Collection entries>
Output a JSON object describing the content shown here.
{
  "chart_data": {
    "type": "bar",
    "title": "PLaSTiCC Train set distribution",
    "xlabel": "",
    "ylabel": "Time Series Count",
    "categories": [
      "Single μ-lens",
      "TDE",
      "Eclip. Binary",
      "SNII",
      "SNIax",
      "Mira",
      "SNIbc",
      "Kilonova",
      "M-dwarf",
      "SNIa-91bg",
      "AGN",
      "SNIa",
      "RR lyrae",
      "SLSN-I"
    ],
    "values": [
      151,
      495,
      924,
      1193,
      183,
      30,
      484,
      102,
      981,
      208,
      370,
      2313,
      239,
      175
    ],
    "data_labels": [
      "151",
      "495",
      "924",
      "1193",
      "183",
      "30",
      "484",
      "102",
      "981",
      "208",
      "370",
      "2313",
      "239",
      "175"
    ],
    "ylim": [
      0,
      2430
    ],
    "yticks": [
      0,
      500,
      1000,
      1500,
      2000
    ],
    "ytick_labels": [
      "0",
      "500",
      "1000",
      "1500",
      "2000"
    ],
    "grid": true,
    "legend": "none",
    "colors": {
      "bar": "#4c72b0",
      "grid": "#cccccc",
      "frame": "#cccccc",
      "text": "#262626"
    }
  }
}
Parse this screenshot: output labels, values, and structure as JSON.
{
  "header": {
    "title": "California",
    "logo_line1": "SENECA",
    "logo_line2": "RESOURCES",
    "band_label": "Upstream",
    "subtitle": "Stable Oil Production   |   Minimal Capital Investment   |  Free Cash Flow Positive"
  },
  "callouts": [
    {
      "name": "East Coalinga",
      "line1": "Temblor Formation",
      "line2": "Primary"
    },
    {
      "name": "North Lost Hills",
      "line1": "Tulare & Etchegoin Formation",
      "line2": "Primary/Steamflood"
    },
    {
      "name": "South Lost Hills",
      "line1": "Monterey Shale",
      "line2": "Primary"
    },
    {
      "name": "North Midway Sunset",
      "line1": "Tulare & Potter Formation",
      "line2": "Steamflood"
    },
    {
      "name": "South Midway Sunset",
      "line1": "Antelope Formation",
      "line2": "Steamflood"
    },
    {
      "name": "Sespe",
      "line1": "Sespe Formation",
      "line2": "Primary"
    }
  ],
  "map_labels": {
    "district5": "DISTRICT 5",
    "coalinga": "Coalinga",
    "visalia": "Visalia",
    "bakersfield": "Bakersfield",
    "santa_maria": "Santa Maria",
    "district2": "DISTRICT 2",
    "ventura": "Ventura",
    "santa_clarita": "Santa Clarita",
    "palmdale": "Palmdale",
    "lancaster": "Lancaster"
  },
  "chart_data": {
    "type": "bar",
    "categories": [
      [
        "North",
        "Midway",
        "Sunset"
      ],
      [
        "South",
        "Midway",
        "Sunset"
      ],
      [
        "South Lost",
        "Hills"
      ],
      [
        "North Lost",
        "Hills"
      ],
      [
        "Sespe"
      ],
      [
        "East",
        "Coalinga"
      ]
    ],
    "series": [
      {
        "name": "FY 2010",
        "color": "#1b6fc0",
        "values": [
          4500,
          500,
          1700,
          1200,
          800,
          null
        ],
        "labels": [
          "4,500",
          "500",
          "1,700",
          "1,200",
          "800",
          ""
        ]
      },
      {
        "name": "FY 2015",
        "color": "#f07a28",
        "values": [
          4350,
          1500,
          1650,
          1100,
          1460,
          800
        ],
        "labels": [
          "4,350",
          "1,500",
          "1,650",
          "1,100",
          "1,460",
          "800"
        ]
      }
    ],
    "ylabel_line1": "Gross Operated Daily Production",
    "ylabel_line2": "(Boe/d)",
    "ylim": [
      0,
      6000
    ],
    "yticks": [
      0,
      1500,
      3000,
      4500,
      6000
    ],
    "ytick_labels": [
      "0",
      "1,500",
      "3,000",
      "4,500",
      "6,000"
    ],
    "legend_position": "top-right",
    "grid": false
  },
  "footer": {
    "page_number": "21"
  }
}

Instructions to follow>
Take every line that includes the string "Coalinga" and copy it.

Reply to the task>
      "name": "East Coalinga",
    "coalinga": "Coalinga",
        "Coalinga"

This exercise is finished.